» EXERCISE PASSAGE:
....

I think it has something to do with the sand, although I don't have any facts or proof. All my parameters are within med range, and I use CaRx.

AlSimmons
12/31/2016, 11:40 AM
I forget what kind of sand I have exactly, but once a month I'll take a small power head and stir the entire thing up right before a water change. It's amazing what can accumulate UNDER the rocks sometimes. Anyways, it's a standard 20 gallon tank and the sand bed is only about an inch deep. I've been doing this since the tank was set up back in March of 2009 and everything is doing really well.


http://i1244.photobucket.com/albums/gg563/rollnthndr1/maze_zpsopdzcavj.jpg (http://s1244.photobucket.com/user/rollnthndr1/media/maze_zpsopdzcavj.jpg.html)

RobZilla04
01/01/2017, 05:13 PM
Right now I've got a moderate coating of brown algae after about a week. Still working out my lighting schedule and adjusting to the Viparspectra LED's. I'm trying to back water changes down to every other week or more so I'll have to update once I get everything sorted out.

Ron Reefman
01/02/2017, 05:37 AM
I assume, then, that you fully dry the sand after rinsing?

....

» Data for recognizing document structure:
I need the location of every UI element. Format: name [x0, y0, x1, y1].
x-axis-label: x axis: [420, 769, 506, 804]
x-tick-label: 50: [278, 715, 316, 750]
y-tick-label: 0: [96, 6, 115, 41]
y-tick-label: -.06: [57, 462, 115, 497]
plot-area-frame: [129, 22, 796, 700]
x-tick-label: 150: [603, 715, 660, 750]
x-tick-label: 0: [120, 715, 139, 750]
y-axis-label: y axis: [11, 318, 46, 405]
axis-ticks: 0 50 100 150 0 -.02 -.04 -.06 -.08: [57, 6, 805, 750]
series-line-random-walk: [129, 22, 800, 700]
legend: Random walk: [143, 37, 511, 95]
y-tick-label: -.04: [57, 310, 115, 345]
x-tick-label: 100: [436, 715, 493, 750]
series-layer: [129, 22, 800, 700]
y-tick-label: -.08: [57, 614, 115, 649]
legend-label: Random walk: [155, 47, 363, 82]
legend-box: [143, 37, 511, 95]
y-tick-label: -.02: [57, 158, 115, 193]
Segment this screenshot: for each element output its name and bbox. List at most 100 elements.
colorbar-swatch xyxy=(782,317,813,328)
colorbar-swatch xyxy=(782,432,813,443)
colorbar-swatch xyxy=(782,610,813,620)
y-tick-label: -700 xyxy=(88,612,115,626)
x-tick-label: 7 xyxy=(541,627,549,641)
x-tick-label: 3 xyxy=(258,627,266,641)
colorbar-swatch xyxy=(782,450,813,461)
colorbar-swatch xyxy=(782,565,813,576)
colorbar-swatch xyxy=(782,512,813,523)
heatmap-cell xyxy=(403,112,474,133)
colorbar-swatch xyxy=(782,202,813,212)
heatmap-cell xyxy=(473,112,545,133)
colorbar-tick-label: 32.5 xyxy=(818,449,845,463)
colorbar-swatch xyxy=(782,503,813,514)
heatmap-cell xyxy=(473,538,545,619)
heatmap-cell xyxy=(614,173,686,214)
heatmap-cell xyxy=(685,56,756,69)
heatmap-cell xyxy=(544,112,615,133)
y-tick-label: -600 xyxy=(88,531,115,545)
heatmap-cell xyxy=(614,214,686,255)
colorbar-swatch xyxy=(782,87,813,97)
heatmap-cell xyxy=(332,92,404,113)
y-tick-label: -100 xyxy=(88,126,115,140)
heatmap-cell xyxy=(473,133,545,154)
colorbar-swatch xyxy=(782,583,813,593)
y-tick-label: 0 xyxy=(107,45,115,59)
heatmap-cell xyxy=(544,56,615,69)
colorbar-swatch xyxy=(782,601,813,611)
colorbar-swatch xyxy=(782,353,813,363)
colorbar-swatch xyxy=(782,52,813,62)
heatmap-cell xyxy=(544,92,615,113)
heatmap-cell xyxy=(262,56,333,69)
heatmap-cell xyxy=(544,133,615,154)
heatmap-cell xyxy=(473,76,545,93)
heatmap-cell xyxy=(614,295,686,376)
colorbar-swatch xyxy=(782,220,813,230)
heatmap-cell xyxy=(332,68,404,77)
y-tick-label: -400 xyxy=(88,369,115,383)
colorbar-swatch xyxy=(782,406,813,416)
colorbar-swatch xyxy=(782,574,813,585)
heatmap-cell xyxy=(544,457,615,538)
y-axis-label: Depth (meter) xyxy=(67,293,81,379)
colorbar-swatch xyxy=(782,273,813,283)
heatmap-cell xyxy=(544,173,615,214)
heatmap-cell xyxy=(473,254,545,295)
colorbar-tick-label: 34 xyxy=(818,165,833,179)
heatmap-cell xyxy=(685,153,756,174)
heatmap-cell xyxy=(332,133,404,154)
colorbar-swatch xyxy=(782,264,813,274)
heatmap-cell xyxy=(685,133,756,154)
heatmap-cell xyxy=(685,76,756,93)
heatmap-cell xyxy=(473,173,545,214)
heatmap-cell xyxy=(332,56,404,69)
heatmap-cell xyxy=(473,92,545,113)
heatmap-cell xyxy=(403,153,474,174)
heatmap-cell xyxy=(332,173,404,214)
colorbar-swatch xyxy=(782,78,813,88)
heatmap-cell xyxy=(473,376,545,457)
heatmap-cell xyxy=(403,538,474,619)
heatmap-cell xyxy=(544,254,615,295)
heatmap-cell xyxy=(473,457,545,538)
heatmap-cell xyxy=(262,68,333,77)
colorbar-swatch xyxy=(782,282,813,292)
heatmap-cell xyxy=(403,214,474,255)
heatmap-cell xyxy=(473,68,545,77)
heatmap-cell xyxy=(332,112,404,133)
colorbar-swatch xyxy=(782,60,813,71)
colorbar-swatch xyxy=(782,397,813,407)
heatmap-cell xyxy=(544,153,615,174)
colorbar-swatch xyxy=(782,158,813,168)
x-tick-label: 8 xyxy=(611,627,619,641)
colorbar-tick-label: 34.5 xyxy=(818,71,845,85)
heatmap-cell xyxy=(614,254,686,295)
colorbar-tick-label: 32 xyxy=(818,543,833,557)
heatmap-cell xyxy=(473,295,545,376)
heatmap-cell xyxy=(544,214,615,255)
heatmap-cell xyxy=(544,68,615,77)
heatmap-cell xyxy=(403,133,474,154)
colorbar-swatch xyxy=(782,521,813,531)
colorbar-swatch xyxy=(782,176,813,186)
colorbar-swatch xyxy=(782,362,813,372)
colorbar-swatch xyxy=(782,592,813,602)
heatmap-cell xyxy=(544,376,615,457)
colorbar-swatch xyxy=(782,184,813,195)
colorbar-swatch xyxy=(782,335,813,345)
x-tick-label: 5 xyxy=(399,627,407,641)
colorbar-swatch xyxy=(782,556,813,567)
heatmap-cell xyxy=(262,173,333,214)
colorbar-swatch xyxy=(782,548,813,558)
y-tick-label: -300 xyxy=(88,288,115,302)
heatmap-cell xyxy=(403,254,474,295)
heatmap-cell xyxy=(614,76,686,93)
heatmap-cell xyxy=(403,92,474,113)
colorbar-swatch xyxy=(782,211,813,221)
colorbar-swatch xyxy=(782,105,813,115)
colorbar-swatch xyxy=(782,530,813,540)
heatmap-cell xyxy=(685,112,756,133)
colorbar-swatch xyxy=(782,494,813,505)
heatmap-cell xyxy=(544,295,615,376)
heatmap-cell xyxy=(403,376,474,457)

....

» EXERCISE DETAILS: Write a continuation of the forum discussion about reef tank sand, beginning right after the last sentence it shows. The listing is separate material, unrelated to the forum discussion about reef tank sand.

» RESULT:
I've always wondered if anything might get left behind after using tap water to rinse something even if you dry it. Specifically drying via evaporation. I imagine there must be some undesirable chemical that could get left behind. Doubly especially when talking about sand that has tons of surface area. Any thoughts about that?


I happen to use irrigation water here in Florida and it is reclaimed water. The city cleans it, but it's not for drinking. It also has very little if any chlorine in it. And even if it did, chlorine evaporates from water over a day or two. But it is high in nitrates and phosphates. I take the bucket of 'clean' sand and slowly tip it on it's side and let water trickle out until it stops. My guess is that there is VERY little water left in the sand and it's going into a system with over 200g of new saltwater. Even if the sand did have something in the leftover water, the dilution factor has to be like 1000:1. I figure I pollute the tank more every time I feed it!



So how's your sandbed in the tank now? I always wondered how to prep the sand itself out of the bag. Do you ever wonder if the sand absorb impurities from the tap water then leaches them out into your tank?

I am guessing too, overall the sand will be healthy depending on how stable tank parameters are. Obviously the higher phosphates and nitrates are the more gunk one will have on the sand bed.

My tank will be close to nine months now, so somewhat mature. How will new sand affect the tank?
Can i dump like a little at a time so it does not throw the tank out of whack?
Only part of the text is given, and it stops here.